▶ **Aim of the exercise**
List all the lines in these records that hold "Razón".

▶ **Records for this exercise**

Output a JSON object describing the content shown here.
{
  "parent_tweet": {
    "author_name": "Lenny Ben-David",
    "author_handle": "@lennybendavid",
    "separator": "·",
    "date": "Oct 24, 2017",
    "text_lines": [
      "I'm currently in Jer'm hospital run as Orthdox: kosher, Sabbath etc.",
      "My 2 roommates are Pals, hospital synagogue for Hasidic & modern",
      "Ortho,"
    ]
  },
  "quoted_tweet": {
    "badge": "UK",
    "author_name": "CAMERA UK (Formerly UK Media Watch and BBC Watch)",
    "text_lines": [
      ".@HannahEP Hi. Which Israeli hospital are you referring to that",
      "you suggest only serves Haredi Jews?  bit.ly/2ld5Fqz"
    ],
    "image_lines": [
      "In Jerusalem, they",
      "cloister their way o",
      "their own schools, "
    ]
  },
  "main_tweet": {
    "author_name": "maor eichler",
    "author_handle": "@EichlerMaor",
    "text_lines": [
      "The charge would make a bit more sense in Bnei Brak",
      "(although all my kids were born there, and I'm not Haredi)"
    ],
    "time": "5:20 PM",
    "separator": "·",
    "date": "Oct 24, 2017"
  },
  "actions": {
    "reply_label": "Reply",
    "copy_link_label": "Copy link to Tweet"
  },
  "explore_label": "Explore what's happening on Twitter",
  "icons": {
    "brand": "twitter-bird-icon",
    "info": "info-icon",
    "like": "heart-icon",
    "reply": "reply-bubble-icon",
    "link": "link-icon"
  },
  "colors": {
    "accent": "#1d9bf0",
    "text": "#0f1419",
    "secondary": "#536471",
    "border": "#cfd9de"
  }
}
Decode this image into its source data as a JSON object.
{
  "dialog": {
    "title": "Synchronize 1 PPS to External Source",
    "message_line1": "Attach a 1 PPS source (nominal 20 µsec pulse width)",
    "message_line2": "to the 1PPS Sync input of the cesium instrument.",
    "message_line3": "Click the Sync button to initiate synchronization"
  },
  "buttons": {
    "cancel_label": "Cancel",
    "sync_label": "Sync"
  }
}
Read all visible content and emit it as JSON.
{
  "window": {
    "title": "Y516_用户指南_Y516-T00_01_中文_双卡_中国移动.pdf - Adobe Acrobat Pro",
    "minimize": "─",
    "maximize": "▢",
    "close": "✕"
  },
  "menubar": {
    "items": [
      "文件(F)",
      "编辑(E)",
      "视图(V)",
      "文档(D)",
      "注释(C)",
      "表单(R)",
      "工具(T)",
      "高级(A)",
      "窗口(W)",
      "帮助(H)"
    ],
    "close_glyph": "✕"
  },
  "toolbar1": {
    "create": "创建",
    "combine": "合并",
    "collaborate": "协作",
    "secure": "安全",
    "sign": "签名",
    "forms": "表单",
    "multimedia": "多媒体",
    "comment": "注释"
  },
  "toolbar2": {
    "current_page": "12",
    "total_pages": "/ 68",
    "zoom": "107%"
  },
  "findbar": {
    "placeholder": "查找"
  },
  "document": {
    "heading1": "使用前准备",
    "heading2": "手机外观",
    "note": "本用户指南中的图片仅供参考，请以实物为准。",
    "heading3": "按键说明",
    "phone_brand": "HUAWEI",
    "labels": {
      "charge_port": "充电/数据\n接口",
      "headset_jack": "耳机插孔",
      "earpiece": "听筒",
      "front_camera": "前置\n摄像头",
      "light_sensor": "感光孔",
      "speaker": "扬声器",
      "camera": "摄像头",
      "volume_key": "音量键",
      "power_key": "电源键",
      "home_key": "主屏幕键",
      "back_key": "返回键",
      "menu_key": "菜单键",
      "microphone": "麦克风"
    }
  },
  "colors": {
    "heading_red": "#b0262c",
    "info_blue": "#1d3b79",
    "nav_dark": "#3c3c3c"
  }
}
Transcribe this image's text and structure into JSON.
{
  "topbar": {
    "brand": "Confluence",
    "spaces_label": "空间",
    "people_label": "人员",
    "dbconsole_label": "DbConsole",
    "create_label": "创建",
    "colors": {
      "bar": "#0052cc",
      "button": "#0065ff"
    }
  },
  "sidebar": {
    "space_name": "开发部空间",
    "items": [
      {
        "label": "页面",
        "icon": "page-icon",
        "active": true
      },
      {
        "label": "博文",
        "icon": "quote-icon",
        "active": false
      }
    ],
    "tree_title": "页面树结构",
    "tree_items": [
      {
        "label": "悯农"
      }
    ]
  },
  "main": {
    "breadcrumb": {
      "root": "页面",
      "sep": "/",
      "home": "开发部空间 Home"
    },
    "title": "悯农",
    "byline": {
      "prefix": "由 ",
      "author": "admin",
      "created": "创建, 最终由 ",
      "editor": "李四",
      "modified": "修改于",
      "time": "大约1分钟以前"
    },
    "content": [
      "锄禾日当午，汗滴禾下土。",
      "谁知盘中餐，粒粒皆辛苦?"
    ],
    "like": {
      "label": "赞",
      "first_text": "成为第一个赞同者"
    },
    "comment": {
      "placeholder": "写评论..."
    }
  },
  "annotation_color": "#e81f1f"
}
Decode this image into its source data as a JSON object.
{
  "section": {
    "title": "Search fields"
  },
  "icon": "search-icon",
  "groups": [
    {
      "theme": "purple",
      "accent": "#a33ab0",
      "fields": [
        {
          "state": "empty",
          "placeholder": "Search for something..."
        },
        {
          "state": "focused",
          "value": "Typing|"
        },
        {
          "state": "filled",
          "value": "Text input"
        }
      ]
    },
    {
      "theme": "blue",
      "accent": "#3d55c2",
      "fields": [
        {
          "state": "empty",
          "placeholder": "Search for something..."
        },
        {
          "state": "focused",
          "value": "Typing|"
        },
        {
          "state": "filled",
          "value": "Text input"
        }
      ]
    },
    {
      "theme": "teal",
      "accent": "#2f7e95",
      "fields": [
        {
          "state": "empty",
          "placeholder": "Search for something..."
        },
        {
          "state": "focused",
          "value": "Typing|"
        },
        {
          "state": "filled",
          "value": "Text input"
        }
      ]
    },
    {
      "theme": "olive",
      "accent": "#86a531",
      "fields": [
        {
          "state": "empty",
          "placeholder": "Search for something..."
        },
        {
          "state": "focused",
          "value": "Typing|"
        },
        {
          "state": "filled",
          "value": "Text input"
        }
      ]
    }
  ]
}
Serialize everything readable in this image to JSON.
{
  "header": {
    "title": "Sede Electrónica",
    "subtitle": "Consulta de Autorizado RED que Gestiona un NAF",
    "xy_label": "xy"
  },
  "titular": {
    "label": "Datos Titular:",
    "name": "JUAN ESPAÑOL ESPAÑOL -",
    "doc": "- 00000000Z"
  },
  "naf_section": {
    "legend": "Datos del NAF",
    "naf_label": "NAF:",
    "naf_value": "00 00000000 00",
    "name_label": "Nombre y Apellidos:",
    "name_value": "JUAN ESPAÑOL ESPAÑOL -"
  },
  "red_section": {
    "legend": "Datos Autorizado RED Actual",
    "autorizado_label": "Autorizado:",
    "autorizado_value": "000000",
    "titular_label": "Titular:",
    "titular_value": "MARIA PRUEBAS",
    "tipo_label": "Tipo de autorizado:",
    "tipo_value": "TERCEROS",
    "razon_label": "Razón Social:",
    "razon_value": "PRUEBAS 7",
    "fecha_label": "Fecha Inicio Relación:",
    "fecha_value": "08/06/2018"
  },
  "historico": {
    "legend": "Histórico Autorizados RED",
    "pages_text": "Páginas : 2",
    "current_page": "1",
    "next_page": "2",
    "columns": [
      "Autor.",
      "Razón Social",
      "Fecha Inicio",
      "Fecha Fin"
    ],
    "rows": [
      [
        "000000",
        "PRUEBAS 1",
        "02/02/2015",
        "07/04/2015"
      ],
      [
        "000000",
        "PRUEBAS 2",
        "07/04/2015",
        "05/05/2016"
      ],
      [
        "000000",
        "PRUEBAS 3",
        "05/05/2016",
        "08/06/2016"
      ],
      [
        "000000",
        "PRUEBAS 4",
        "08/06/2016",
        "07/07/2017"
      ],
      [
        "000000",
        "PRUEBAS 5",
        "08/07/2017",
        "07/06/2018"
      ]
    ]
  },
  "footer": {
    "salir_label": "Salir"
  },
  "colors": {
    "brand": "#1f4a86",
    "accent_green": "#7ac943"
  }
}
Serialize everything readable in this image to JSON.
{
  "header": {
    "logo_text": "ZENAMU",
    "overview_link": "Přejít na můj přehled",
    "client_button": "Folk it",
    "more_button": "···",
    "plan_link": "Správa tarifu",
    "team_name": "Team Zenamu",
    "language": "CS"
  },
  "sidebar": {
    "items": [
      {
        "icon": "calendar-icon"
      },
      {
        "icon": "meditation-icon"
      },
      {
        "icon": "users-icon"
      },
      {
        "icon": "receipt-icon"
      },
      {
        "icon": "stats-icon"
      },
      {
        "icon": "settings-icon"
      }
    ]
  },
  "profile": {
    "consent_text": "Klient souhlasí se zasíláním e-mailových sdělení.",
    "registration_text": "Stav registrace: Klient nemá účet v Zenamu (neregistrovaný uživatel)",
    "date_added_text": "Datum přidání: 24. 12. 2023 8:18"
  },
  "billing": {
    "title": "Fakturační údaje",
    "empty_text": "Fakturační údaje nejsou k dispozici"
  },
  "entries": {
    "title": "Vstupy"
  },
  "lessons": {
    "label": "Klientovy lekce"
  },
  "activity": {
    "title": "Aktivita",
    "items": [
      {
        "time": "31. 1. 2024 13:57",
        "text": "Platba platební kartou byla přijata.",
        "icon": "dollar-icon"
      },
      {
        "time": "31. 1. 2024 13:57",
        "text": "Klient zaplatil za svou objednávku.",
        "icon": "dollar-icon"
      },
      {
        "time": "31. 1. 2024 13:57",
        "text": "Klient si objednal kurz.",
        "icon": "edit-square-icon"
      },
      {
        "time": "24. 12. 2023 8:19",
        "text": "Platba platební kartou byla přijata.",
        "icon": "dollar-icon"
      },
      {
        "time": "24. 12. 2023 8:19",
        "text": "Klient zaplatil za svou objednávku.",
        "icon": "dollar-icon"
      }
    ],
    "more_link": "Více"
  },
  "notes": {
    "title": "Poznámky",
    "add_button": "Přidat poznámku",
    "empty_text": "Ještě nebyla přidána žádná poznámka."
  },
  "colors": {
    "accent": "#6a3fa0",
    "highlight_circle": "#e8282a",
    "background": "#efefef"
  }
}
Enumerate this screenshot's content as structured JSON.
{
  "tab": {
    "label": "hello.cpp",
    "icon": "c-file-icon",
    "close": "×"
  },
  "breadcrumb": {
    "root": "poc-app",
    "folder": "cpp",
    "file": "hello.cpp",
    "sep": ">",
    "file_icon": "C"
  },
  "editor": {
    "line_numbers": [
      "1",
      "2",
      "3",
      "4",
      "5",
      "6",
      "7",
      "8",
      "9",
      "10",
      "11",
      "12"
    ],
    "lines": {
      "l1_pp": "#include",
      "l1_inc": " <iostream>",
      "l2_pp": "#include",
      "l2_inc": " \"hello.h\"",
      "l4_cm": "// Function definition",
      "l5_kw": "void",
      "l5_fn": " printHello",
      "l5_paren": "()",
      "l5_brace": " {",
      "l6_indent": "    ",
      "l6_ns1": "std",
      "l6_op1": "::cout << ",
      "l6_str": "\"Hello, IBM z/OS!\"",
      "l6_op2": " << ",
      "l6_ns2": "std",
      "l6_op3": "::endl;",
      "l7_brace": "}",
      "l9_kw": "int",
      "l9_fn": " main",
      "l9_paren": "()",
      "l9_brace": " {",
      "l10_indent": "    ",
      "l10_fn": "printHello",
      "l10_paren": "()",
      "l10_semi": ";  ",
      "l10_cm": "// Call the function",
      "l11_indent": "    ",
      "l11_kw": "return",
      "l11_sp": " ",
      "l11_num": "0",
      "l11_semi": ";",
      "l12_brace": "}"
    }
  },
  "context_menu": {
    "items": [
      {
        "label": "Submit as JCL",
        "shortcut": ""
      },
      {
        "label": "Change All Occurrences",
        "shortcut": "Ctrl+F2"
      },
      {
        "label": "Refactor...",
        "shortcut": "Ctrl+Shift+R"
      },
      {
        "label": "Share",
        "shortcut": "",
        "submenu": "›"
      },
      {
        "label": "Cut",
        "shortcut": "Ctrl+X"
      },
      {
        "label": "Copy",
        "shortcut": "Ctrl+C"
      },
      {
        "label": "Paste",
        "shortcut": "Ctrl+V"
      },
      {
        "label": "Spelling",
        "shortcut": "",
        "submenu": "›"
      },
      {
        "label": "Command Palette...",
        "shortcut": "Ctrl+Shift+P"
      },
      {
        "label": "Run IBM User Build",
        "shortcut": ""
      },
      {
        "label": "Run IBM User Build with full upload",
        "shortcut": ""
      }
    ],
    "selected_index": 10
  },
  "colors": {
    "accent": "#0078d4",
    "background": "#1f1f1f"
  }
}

▶ **Finished answer**
    "razon_label": "Razón Social:",
      "Razón Social",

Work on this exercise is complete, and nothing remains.